>> BEGIN Supplied data
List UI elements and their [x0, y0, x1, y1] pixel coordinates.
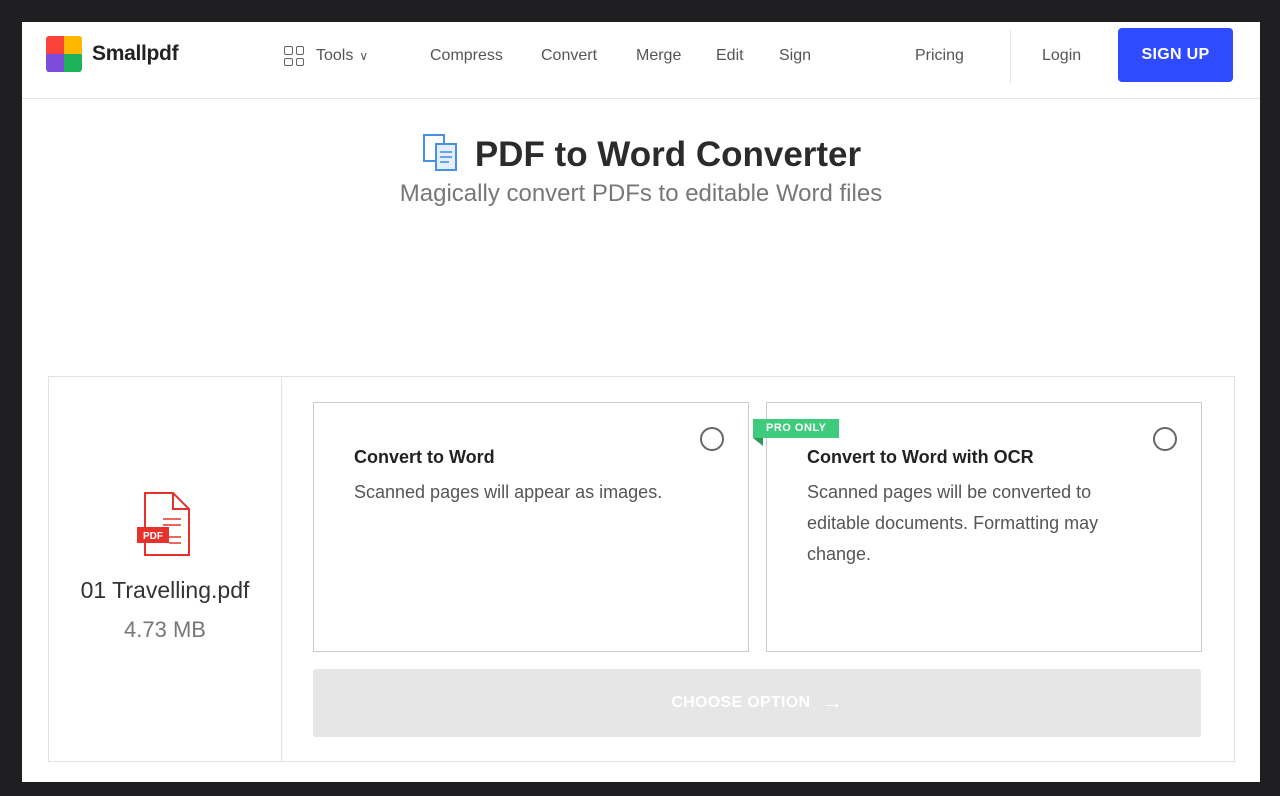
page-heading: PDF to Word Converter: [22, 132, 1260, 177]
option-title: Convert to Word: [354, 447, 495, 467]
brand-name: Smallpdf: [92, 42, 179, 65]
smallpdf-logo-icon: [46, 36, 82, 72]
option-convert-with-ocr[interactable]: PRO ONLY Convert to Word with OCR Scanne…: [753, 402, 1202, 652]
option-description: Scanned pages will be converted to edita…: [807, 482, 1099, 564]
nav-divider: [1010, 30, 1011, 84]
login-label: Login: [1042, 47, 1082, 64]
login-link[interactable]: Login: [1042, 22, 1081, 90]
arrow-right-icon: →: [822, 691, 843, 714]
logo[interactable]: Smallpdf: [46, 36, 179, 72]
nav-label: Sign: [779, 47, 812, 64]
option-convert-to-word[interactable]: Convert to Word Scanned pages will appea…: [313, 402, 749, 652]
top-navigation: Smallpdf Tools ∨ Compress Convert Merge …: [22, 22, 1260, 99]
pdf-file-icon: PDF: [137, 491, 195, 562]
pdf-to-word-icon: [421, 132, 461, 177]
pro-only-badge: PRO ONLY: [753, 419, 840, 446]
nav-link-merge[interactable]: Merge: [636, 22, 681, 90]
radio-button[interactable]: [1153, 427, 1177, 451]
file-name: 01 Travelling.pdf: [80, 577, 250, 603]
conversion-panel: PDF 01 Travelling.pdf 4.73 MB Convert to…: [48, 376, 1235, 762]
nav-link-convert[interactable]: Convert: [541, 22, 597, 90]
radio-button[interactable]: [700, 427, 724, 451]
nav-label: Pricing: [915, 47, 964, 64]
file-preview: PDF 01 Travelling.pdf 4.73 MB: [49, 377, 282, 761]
>> END Supplied data
▸ What you are asked to do
Copy out every line of the material above word for word, but leave out the picture.

▸ The result
List UI elements and their [x0, y0, x1, y1] pixel coordinates.
page-heading: PDF to Word Converter: [22, 132, 1260, 177]
option-title: Convert to Word: [354, 447, 495, 467]
brand-name: Smallpdf: [92, 42, 179, 65]
smallpdf-logo-icon: [46, 36, 82, 72]
option-convert-with-ocr[interactable]: PRO ONLY Convert to Word with OCR Scanne…: [753, 402, 1202, 652]
option-description: Scanned pages will be converted to edita…: [807, 482, 1099, 564]
nav-divider: [1010, 30, 1011, 84]
login-label: Login: [1042, 47, 1082, 64]
login-link[interactable]: Login: [1042, 22, 1081, 90]
arrow-right-icon: →: [822, 691, 843, 714]
logo[interactable]: Smallpdf: [46, 36, 179, 72]
nav-label: Sign: [779, 47, 812, 64]
option-convert-to-word[interactable]: Convert to Word Scanned pages will appea…: [313, 402, 749, 652]
top-navigation: Smallpdf Tools ∨ Compress Convert Merge …: [22, 22, 1260, 99]
pdf-file-icon: PDF: [137, 491, 195, 562]
pdf-to-word-icon: [421, 132, 461, 177]
pro-only-badge: PRO ONLY: [753, 419, 840, 446]
nav-link-merge[interactable]: Merge: [636, 22, 681, 90]
radio-button[interactable]: [1153, 427, 1177, 451]
file-name: 01 Travelling.pdf: [80, 577, 250, 603]
conversion-panel: PDF 01 Travelling.pdf 4.73 MB Convert to…: [48, 376, 1235, 762]
nav-link-convert[interactable]: Convert: [541, 22, 597, 90]
radio-button[interactable]: [700, 427, 724, 451]
nav-label: Pricing: [915, 47, 964, 64]
file-preview: PDF 01 Travelling.pdf 4.73 MB: [49, 377, 282, 761]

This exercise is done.